# What to work on
Select, from the data, each line where "index" occurs.

# Records
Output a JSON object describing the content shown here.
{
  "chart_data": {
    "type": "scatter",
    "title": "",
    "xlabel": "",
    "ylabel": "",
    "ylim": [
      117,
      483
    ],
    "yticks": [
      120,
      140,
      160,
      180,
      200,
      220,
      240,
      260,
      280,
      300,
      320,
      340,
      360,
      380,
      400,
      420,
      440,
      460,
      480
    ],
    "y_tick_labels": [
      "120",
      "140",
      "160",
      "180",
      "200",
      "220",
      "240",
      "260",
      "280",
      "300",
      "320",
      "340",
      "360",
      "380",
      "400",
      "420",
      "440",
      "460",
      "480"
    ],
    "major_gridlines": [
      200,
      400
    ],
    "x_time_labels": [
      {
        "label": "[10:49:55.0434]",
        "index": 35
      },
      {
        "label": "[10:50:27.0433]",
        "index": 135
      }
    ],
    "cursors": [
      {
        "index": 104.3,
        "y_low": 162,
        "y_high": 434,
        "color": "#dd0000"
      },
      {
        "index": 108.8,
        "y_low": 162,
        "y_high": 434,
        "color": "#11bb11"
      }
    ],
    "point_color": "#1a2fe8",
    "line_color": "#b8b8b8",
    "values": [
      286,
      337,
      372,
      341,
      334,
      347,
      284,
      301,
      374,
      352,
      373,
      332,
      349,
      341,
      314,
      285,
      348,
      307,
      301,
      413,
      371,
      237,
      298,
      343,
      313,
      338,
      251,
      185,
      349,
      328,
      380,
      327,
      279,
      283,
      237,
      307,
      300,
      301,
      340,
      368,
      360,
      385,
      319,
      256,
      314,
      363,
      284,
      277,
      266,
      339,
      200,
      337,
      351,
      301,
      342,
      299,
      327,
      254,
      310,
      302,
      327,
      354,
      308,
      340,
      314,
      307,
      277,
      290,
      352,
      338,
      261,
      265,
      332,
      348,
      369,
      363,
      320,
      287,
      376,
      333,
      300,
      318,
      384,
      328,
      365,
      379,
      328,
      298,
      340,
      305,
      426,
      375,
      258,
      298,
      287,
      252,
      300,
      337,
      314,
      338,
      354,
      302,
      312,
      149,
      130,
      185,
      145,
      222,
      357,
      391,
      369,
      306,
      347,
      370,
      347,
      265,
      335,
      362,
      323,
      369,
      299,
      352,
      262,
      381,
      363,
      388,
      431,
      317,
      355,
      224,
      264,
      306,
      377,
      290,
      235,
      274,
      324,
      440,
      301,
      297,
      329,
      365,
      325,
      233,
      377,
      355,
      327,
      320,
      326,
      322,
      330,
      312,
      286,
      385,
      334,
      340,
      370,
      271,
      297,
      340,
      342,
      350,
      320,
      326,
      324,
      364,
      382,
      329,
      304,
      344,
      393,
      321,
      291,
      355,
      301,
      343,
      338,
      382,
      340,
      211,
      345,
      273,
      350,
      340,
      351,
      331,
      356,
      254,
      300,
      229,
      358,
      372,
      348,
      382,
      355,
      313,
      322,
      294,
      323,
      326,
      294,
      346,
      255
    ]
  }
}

# Exercise answer
        "index": 35
        "index": 135
        "index": 104.3,
        "index": 108.8,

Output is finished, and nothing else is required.